* **To be done**
Identify the lines that contain the word "Pupils" and copy each one.

* **Records supplied**
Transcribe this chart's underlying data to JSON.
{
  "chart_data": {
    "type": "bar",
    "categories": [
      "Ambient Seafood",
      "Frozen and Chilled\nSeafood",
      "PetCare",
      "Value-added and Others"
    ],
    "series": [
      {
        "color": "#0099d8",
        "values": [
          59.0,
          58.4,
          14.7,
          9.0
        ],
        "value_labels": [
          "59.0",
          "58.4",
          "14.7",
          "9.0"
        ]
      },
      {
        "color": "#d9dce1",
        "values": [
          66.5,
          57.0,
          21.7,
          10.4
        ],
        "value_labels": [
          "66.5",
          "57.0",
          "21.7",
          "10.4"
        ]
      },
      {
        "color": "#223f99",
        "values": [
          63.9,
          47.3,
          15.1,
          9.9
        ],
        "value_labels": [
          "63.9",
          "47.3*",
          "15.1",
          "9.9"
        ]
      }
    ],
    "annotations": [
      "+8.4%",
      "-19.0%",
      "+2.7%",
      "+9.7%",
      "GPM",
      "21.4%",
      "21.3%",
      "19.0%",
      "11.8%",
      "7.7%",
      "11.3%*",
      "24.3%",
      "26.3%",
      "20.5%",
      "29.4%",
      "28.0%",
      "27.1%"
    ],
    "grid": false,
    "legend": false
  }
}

==

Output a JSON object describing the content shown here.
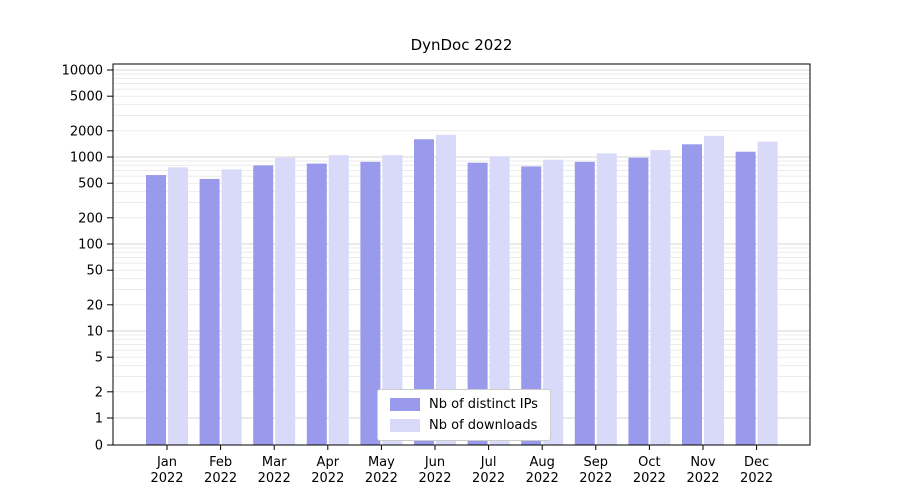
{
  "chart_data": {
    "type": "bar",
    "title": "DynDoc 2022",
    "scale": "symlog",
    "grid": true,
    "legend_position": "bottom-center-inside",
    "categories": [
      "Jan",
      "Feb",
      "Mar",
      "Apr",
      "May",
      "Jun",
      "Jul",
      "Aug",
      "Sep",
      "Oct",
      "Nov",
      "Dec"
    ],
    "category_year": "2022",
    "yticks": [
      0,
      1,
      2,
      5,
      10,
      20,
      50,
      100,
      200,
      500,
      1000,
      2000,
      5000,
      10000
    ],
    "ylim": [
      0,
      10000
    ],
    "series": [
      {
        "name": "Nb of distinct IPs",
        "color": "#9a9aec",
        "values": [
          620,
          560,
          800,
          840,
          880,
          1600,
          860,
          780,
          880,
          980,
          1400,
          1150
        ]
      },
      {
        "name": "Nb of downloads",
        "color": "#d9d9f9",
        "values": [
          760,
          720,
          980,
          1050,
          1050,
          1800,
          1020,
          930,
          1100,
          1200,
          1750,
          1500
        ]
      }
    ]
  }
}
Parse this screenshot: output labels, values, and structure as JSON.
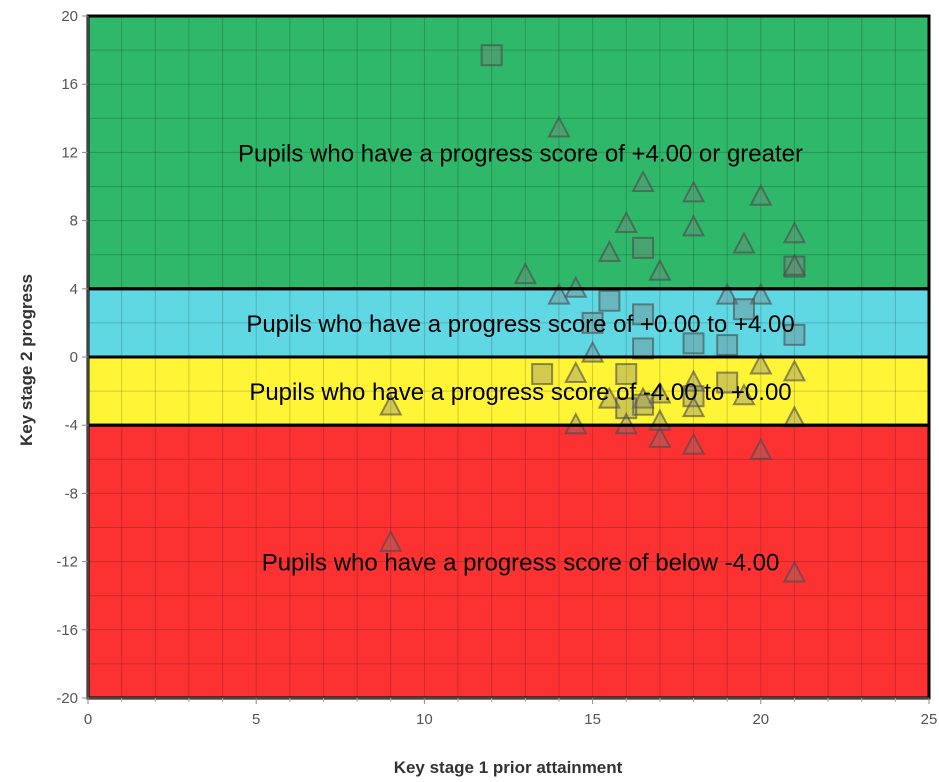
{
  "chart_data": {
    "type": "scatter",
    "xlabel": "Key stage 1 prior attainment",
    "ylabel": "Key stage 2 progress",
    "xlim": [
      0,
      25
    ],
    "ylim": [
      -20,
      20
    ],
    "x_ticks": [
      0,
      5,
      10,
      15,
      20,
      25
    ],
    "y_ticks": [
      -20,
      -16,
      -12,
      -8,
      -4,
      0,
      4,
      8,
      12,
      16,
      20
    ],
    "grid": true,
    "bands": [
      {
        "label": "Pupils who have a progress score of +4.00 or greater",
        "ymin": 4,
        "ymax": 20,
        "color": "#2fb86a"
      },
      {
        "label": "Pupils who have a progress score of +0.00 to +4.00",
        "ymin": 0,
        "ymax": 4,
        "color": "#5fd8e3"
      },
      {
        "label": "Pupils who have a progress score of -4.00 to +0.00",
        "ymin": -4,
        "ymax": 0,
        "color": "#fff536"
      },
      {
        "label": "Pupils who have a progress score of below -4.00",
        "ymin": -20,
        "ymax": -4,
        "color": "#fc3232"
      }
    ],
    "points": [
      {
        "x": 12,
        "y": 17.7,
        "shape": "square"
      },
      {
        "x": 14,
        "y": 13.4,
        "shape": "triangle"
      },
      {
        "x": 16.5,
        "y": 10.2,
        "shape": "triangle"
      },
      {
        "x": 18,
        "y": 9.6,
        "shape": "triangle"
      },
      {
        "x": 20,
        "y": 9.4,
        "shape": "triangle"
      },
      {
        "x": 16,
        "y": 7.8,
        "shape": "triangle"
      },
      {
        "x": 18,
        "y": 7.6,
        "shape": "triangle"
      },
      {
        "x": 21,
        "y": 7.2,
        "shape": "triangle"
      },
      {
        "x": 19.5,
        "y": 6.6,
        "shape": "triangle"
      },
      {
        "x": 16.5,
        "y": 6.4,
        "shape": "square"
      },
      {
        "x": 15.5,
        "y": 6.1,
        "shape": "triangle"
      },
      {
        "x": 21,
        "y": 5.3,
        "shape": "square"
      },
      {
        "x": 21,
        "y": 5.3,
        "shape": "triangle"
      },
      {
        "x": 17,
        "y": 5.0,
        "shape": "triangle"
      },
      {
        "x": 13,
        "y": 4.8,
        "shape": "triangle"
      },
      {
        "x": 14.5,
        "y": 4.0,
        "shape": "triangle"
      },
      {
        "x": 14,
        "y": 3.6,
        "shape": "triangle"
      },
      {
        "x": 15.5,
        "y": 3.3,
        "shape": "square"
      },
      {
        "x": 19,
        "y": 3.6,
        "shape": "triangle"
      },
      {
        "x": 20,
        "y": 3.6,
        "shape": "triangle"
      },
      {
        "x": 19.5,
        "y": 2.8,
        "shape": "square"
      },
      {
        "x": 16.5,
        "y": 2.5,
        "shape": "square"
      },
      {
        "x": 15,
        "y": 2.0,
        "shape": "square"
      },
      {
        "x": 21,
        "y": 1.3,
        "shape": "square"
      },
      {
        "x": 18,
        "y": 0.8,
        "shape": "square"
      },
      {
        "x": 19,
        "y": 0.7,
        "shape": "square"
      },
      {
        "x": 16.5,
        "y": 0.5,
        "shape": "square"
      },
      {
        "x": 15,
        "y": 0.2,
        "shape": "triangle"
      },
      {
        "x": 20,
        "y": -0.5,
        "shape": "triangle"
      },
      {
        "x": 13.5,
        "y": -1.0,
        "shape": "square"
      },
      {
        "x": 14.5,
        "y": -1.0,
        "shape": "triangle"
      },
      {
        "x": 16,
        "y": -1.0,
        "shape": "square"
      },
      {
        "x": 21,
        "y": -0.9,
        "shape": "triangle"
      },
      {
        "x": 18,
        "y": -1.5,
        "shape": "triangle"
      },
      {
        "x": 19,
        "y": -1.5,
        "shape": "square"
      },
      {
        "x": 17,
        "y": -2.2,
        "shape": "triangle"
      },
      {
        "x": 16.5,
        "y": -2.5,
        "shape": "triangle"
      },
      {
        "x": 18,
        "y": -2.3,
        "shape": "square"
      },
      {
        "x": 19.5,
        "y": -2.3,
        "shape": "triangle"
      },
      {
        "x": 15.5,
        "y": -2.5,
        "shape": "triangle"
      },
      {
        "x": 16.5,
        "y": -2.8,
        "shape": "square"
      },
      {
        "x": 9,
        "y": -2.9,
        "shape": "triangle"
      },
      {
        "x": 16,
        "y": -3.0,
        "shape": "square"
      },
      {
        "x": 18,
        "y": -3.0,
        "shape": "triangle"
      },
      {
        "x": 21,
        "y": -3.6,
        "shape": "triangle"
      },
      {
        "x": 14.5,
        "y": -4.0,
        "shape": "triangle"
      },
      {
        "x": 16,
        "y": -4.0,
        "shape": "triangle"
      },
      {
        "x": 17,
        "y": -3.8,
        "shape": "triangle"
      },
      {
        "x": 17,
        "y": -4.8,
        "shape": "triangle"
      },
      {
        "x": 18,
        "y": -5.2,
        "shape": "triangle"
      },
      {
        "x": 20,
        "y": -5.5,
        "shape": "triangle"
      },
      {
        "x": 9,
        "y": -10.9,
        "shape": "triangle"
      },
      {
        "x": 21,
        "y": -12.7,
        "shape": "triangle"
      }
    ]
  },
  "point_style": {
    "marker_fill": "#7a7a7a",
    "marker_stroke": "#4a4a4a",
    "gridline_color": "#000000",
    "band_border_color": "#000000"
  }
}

* **Answer for the task**
        "label": "Pupils who have a progress score of +4.00 or greater",
        "label": "Pupils who have a progress score of +0.00 to +4.00",
        "label": "Pupils who have a progress score of -4.00 to +0.00",
        "label": "Pupils who have a progress score of below -4.00",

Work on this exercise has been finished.